◆ To do: Determine which lines contain the word "Information", then copy those lines.

:: Extracted material

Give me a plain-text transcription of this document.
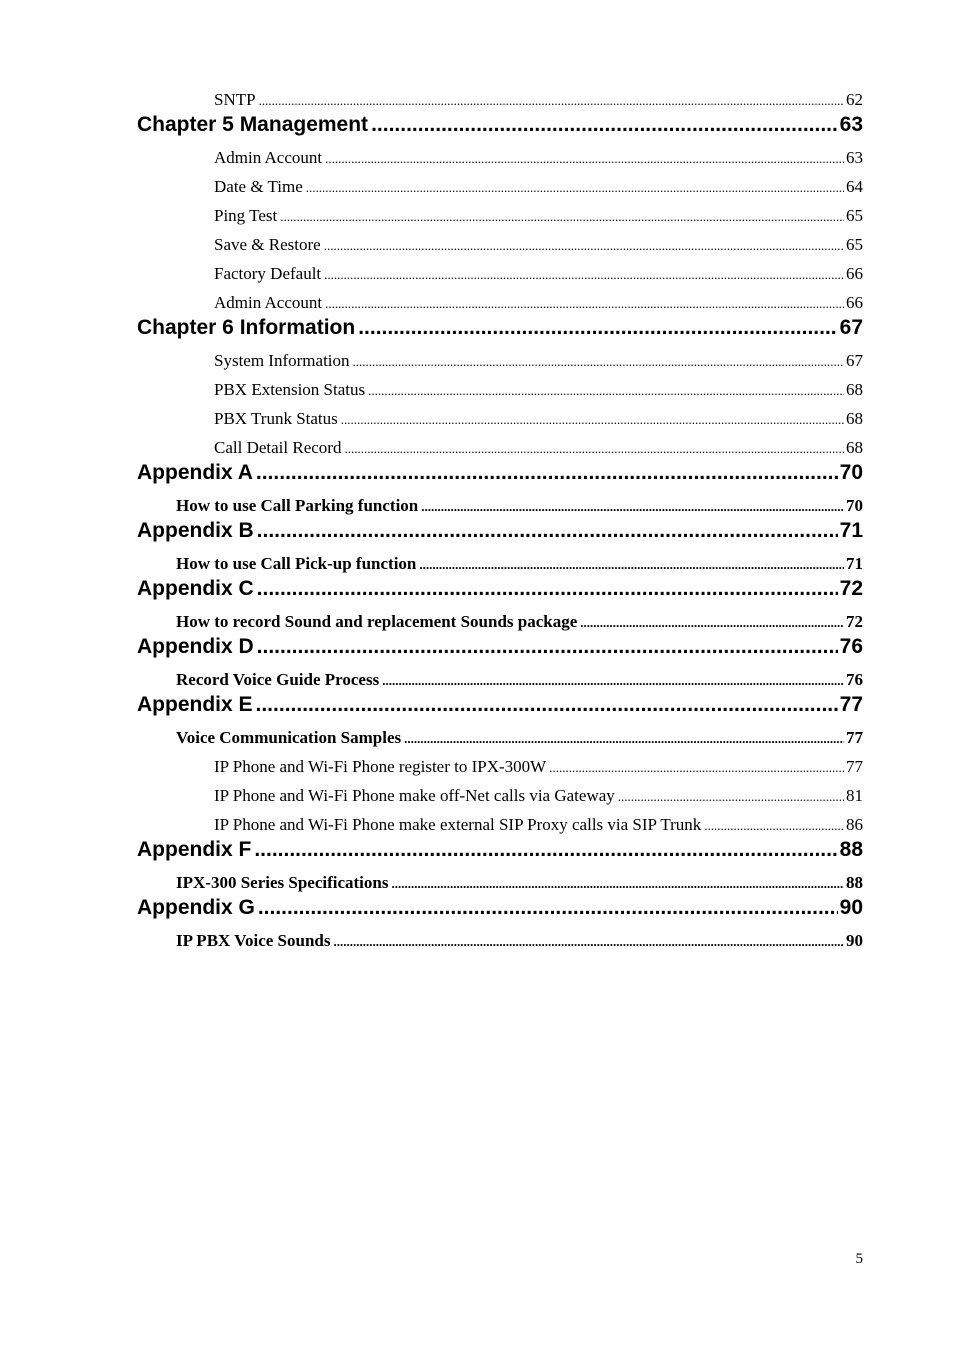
SNTP .....	62
Chapter 5 Management .....	63
Admin Account .....	63
Date & Time .....	64
Ping Test .....	65
Save & Restore .....	65
Factory Default .....	66
Admin Account .....	66
Chapter 6 Information .....	67
System Information .....	67
PBX Extension Status .....	68
PBX Trunk Status .....	68
Call Detail Record .....	68
Appendix A .....	70
How to use Call Parking function .....	70
Appendix B .....	71
How to use Call Pick-up function .....	71
Appendix C .....	72
How to record Sound and replacement Sounds package .....	72
Appendix D .....	76
Record Voice Guide Process .....	76
Appendix E .....	77
Voice Communication Samples .....	77
IP Phone and Wi-Fi Phone register to IPX-300W .....	77
IP Phone and Wi-Fi Phone make off-Net calls via Gateway .....	81
IP Phone and Wi-Fi Phone make external SIP Proxy calls via SIP Trunk .....	86
Appendix F .....	88
IPX-300 Series Specifications .....	88
Appendix G .....	90
IP PBX Voice Sounds .....	90
5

::::

◆ Exercise response:
Chapter 6 Information .....	67
System Information .....	67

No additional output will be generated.